Figure content listings:
___

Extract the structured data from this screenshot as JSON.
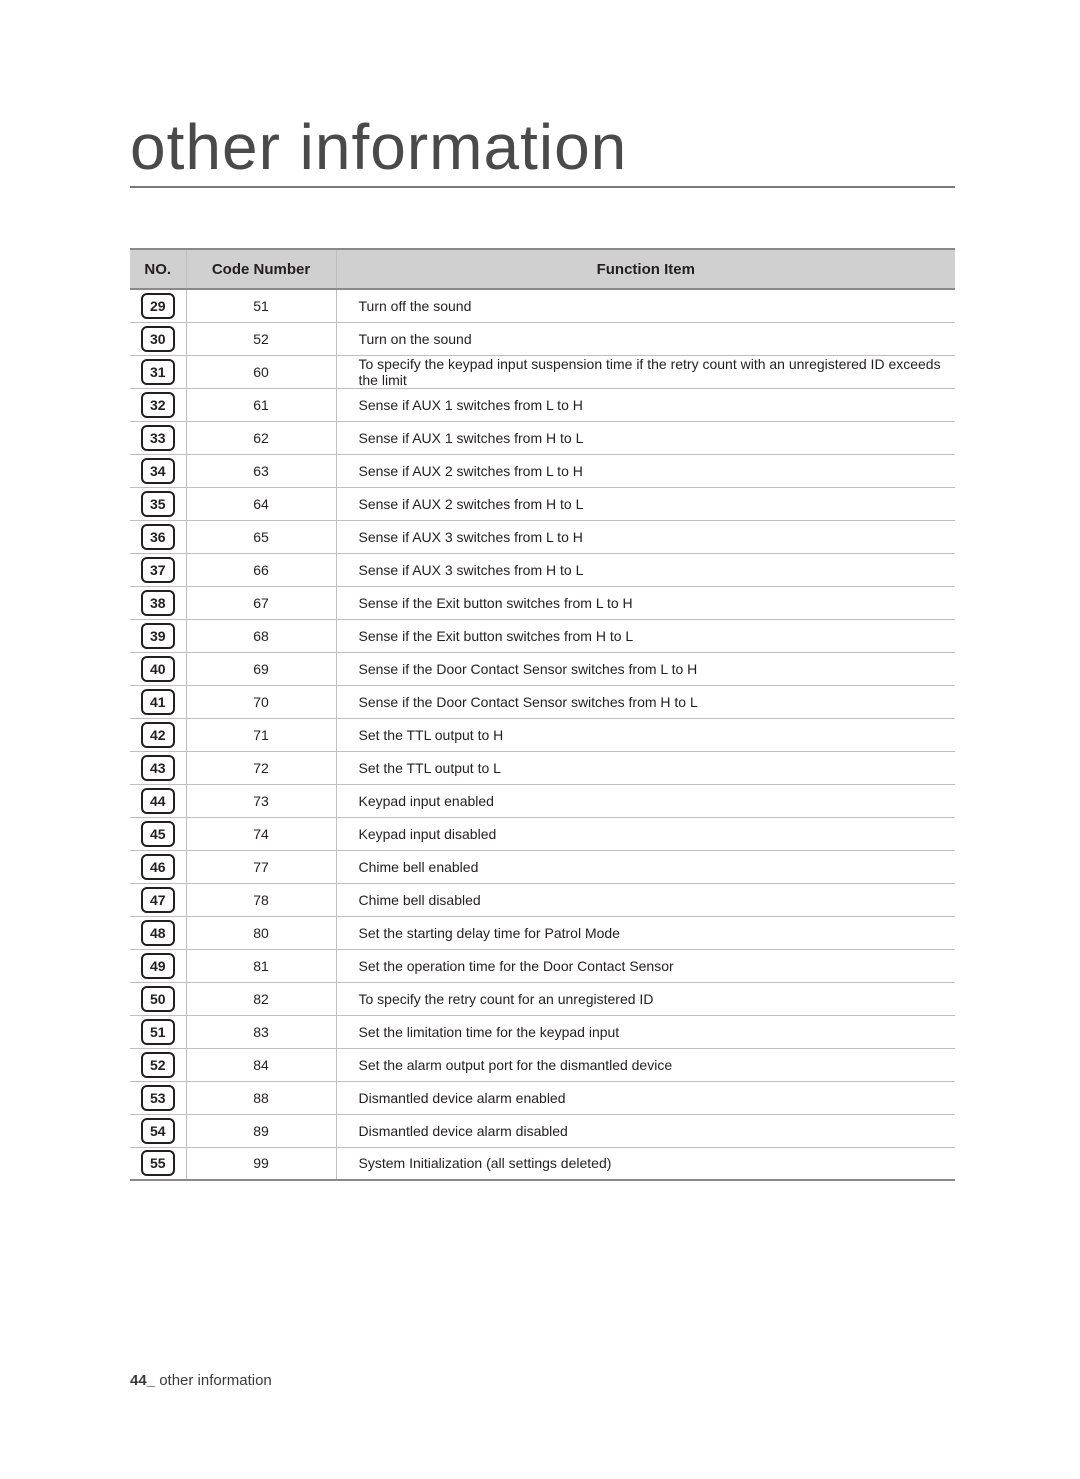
{
  "page": {
    "title": "other information",
    "footer_page": "44_",
    "footer_text": " other information"
  },
  "table": {
    "headers": {
      "no": "NO.",
      "code": "Code Number",
      "func": "Function Item"
    },
    "rows": [
      {
        "no": "29",
        "code": "51",
        "func": "Turn off the sound"
      },
      {
        "no": "30",
        "code": "52",
        "func": "Turn on the sound"
      },
      {
        "no": "31",
        "code": "60",
        "func": "To specify the keypad input suspension time if the retry count with an unregistered ID exceeds the limit"
      },
      {
        "no": "32",
        "code": "61",
        "func": "Sense if AUX 1 switches from L to H"
      },
      {
        "no": "33",
        "code": "62",
        "func": "Sense if AUX 1 switches from H to L"
      },
      {
        "no": "34",
        "code": "63",
        "func": "Sense if AUX 2 switches from L to H"
      },
      {
        "no": "35",
        "code": "64",
        "func": "Sense if AUX 2 switches from H to L"
      },
      {
        "no": "36",
        "code": "65",
        "func": "Sense if AUX 3 switches from L to H"
      },
      {
        "no": "37",
        "code": "66",
        "func": "Sense if AUX 3 switches from H to L"
      },
      {
        "no": "38",
        "code": "67",
        "func": "Sense if the Exit button switches from L to H"
      },
      {
        "no": "39",
        "code": "68",
        "func": "Sense if the Exit button switches from H to L"
      },
      {
        "no": "40",
        "code": "69",
        "func": "Sense if the Door Contact Sensor switches from L to H"
      },
      {
        "no": "41",
        "code": "70",
        "func": "Sense if the Door Contact Sensor switches from H to L"
      },
      {
        "no": "42",
        "code": "71",
        "func": "Set the TTL output to H"
      },
      {
        "no": "43",
        "code": "72",
        "func": "Set the TTL output to L"
      },
      {
        "no": "44",
        "code": "73",
        "func": "Keypad input enabled"
      },
      {
        "no": "45",
        "code": "74",
        "func": "Keypad input disabled"
      },
      {
        "no": "46",
        "code": "77",
        "func": "Chime bell enabled"
      },
      {
        "no": "47",
        "code": "78",
        "func": "Chime bell disabled"
      },
      {
        "no": "48",
        "code": "80",
        "func": "Set the starting delay time for Patrol Mode"
      },
      {
        "no": "49",
        "code": "81",
        "func": "Set the operation time for the Door Contact Sensor"
      },
      {
        "no": "50",
        "code": "82",
        "func": "To specify the retry count for an unregistered ID"
      },
      {
        "no": "51",
        "code": "83",
        "func": "Set the limitation time for the keypad input"
      },
      {
        "no": "52",
        "code": "84",
        "func": "Set the alarm output port for the dismantled device"
      },
      {
        "no": "53",
        "code": "88",
        "func": "Dismantled device alarm enabled"
      },
      {
        "no": "54",
        "code": "89",
        "func": "Dismantled device alarm disabled"
      },
      {
        "no": "55",
        "code": "99",
        "func": "System Initialization (all settings deleted)"
      }
    ]
  }
}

___

■ **Work to do**: Show all lines from the data above in which the word "device" appears.

■ **Right answer**:
        "func": "Set the alarm output port for the dismantled device"
        "func": "Dismantled device alarm enabled"
        "func": "Dismantled device alarm disabled"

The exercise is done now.